AIM
Determine how many lines contain the string "SDTVAR". Reply with that figure and nothing else.

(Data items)
##############################

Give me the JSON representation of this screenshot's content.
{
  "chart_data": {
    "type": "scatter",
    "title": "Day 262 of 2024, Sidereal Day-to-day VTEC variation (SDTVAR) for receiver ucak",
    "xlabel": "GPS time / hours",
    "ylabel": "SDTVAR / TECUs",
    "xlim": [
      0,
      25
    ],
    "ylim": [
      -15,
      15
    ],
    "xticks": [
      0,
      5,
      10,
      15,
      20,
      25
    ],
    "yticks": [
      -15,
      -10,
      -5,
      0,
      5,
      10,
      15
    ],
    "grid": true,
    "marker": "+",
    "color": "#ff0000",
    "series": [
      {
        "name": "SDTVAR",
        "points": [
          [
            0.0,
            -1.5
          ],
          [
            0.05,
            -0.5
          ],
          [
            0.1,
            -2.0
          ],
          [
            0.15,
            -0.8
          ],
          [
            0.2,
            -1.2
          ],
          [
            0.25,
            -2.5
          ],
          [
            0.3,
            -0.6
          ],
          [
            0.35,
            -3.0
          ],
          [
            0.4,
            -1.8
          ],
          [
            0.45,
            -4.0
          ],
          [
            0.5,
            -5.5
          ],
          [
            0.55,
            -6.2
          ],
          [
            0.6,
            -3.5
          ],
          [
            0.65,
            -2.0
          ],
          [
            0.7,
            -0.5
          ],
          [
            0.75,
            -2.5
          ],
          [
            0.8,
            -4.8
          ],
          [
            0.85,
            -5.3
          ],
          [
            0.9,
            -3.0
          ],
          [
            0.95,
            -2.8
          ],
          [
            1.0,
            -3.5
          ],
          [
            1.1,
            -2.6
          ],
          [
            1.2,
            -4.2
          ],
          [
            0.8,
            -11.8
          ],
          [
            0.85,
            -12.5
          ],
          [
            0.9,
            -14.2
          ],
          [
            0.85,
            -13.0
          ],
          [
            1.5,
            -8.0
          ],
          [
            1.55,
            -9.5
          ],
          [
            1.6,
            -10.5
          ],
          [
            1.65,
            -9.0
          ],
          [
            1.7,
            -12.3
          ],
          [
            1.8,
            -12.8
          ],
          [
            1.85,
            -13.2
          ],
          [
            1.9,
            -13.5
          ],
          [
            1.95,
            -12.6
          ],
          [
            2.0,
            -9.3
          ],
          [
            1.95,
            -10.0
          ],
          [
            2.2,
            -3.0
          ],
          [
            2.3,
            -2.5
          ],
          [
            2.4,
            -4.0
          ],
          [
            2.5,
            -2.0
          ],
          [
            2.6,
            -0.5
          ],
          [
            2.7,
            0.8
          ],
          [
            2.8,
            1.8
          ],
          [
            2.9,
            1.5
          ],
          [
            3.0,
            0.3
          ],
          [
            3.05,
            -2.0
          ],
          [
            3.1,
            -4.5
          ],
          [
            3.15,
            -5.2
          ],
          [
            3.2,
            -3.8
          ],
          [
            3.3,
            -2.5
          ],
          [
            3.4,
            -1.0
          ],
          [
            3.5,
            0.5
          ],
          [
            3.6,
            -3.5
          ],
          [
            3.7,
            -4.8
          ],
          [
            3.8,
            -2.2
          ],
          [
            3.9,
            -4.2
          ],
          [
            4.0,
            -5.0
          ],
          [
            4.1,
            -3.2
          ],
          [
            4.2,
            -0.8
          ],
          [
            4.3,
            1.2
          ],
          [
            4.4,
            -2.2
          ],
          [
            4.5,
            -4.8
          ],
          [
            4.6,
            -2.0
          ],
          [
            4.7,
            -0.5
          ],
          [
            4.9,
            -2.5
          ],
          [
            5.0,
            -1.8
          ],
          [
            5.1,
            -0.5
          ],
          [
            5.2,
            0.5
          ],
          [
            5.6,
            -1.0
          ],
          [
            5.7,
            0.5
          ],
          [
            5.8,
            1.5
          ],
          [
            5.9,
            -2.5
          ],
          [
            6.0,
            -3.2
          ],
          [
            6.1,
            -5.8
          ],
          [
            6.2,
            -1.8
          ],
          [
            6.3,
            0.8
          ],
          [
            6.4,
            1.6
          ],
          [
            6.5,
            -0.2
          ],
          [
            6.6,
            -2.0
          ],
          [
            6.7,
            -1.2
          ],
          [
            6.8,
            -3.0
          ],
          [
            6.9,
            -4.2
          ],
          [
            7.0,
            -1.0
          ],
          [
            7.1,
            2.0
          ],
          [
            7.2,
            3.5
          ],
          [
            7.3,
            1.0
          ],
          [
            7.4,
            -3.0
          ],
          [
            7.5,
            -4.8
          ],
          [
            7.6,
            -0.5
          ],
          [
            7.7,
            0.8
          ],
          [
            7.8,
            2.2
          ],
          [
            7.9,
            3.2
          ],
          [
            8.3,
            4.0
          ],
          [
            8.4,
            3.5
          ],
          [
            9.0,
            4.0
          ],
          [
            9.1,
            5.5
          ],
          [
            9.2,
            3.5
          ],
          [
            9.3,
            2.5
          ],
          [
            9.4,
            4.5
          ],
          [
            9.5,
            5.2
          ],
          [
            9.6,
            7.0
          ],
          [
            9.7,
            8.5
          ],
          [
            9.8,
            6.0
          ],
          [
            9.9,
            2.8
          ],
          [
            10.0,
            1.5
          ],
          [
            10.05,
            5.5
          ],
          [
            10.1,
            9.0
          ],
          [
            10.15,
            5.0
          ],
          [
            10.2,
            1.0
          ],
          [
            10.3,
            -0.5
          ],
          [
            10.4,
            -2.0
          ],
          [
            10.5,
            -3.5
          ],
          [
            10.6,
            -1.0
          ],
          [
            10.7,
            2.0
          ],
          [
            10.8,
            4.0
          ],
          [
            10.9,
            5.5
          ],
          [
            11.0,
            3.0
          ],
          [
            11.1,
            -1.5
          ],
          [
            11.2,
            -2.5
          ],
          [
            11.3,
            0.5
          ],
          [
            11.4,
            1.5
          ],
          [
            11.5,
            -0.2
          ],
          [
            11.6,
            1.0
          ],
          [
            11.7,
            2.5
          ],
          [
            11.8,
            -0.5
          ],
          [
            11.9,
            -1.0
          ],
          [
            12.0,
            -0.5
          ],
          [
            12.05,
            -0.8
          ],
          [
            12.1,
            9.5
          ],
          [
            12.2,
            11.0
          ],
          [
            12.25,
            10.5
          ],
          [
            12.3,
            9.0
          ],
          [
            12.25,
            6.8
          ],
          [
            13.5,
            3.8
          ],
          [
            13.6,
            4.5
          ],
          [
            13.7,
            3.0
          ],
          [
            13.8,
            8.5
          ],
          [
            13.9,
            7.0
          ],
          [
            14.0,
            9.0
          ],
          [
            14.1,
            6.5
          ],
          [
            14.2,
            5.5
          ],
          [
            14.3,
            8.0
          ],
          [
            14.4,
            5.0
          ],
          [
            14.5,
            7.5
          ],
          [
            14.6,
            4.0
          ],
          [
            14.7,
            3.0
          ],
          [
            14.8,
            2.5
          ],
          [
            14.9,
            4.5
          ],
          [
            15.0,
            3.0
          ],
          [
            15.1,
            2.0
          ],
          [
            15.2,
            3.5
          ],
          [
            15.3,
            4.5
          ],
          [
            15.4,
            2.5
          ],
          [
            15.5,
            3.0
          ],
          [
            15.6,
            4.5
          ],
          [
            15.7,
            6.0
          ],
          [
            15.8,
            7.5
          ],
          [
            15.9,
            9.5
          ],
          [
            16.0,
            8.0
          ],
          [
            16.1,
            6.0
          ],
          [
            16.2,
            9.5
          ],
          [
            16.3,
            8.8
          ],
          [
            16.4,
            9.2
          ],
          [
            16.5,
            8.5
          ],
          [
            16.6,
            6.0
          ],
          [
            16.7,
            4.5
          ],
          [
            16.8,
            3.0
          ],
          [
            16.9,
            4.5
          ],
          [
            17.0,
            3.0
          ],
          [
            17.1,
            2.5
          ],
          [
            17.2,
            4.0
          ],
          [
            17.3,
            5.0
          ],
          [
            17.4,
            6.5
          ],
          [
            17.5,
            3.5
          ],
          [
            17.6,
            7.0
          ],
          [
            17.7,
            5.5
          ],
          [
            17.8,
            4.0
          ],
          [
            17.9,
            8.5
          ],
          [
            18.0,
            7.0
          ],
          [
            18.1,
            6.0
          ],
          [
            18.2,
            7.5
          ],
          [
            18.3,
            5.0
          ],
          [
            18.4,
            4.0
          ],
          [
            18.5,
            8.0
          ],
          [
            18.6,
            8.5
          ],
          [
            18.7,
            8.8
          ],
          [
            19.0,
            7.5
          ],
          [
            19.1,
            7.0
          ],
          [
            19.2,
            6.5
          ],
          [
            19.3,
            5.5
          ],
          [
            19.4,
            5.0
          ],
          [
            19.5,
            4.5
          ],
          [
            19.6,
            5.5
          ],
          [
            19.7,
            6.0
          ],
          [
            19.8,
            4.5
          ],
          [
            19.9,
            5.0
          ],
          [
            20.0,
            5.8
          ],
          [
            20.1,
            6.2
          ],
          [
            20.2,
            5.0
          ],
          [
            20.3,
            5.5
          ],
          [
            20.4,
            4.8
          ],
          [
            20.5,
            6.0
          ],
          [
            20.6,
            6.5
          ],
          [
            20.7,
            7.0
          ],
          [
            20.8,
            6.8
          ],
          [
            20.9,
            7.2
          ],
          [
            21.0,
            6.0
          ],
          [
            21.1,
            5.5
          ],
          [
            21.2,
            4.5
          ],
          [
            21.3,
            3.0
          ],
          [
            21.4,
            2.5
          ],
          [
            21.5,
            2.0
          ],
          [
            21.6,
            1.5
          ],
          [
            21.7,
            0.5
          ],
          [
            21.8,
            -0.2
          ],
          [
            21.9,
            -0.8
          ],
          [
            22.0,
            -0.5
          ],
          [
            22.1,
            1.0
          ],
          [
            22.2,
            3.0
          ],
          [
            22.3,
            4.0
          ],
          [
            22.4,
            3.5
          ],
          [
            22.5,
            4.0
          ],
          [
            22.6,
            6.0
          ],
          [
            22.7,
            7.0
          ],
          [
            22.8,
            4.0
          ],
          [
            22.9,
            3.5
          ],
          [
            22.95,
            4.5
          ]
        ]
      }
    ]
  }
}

##############################

SOLUTION
3